#### [WORK INSTRUCTIONS]
In the study abstract on neonatal airway epithelial cells, rewrite the paragraph that begins "Abstract: Introduction Little is known" as a brief list that keeps its main facts.

#### [DOCUMENT PASSAGE]
*** Begin section ***

Culture of Airway Epithelial Cells from Neonates Sampled within 48-Hours of Birth
David Miller, Steve W. Turner, Daniella Spiteri-Cornish, Neil McInnes, Alison Scaife, Peter J. Danielian, Graham Devereux, Garry M. Walsh
PLOS ONE , 2013, DOI: 10.1371/journal.pone.0078321
Abstract: Introduction Little is known about how neonatal airway epithelial cell phenotype impacts on respiratory disease in later life. This study aimed to establish a methodology to culture and characterise neonatal nasal epithelial cells sampled from healthy, non-sedated infants within 48 hours of delivery. Methods Nasal epithelial cells were sampled by brushing both nostrils with an interdental brush, grown to confluence and sub-cultured. Cultured cells were characterised morphologically by light and electron microscopy and by immunocytochemistry. As an exemplar pro-inflammatory chemokine, IL-8 concentrations were measured in supernatants from unstimulated monolayers and after exposure to IL-1β/TNF-α or house dust mite extract. Results Primary cultures were successfully established in 135 (91%) of 149 neonatal samples seeded, with 79% (n = 117) successfully cultured to passage 3. The epithelial lineage of the cells was confirmed by morphological analysis and immunostaining. Constitutive IL-8 secretion was observed and was upregulated by IL-1β/TNF-α or house dust mite extract in a dose dependent manner. Conclusion We describe a safe, minimally invasive method of culturing nasal epithelial cells from neonates suitable for functional cell analysis offering an opportunity to study “na?ve” cells that may prove useful in elucidating the role of the epithelium in the early origins of asthma and/or allergic rhinitis.

*** End section ***

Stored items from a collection

*** Begin section ***

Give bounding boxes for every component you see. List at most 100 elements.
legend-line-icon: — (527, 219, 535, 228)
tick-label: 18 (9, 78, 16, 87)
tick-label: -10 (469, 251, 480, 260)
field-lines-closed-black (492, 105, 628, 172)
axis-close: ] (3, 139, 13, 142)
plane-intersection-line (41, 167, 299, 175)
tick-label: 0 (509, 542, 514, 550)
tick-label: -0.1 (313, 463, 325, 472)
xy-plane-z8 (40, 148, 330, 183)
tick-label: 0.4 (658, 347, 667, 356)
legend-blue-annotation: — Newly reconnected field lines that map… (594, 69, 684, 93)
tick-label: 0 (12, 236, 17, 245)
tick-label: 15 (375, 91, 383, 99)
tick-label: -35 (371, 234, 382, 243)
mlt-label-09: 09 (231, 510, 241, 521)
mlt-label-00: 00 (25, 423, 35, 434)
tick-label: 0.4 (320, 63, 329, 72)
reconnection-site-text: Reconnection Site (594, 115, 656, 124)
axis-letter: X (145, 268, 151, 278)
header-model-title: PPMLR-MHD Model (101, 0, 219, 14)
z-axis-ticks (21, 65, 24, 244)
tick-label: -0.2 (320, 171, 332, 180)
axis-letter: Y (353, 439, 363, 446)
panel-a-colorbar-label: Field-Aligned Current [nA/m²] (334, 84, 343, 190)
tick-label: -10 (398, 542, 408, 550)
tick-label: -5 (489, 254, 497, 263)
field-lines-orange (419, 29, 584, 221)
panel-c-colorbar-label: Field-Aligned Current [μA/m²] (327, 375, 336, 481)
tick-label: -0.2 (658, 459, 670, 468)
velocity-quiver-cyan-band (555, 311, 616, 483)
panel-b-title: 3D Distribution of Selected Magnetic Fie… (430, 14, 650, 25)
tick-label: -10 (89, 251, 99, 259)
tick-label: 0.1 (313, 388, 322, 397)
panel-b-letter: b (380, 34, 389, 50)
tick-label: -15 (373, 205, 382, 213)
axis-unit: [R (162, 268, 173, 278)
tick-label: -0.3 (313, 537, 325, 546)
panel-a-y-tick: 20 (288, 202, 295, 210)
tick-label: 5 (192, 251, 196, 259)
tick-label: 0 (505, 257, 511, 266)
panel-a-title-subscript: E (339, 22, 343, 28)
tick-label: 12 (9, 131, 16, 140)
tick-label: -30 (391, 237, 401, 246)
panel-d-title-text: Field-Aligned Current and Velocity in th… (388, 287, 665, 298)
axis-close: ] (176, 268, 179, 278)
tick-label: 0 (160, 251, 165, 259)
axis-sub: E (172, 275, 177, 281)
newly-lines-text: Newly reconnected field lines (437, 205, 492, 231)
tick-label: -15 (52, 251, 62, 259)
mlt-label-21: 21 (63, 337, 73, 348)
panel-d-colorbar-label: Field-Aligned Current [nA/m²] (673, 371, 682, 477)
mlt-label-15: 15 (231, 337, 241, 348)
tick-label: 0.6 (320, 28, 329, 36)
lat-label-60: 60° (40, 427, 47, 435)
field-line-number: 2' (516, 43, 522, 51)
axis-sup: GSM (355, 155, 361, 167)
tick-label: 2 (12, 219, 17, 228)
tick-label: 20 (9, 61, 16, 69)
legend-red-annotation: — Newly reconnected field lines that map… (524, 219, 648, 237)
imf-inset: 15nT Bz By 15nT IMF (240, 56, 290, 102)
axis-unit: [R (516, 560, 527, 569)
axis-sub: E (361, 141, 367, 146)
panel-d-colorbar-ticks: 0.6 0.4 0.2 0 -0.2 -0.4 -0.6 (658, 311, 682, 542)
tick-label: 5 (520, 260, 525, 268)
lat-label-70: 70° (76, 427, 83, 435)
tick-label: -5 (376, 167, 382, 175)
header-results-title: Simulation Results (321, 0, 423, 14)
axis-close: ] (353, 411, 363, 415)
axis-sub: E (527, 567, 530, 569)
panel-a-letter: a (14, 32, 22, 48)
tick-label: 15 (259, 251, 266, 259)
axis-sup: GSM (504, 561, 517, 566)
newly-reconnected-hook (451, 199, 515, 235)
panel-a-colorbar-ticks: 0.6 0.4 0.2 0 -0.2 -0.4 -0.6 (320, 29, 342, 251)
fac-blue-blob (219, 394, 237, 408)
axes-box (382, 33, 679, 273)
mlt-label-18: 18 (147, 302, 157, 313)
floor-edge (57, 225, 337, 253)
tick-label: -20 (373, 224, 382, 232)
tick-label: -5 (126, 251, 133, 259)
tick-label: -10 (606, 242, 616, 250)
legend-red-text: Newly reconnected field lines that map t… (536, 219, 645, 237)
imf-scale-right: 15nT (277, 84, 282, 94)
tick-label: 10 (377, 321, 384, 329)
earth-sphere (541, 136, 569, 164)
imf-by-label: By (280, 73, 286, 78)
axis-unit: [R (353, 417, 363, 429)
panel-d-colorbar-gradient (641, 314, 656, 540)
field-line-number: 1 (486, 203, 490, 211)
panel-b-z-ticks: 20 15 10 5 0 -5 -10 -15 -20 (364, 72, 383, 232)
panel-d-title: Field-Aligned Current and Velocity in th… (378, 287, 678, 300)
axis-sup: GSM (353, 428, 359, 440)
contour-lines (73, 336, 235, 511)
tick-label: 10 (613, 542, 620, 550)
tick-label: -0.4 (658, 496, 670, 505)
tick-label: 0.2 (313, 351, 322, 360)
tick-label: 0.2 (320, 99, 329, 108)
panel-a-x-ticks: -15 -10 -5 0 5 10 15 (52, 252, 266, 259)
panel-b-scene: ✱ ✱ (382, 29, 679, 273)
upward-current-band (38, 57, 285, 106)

*** End section ***

#### [RESULT BELOW]
- Aim: to establish a method for culturing and characterizing nasal epithelial cells sampled from healthy, non-sedated infants within 48 hours of delivery.
- Sampling: both nostrils were brushed with an interdental brush. Cells were grown to confluence and sub-cultured.
- Characterization: light and electron microscopy and immunocytochemistry.
- IL-8 testing: IL-8 was measured in supernatants from unstimulated monolayers and after exposure to IL-1β/TNF-α or house dust mite extract.
- Culture success: 135 of 149 samples (91%) formed primary cultures, and 117 (79%) reached passage 3.
- Cell identity: morphology and immunostaining confirmed that the cells were epithelial.
- IL-8 response: the cells secreted IL-8 constitutively. Both stimuli raised secretion in a dose-dependent manner.
- Conclusion: the method is safe and minimally invasive, and it suits functional cell analysis. It may help clarify the epithelium's role in the early origins of asthma and/or allergic rhinitis.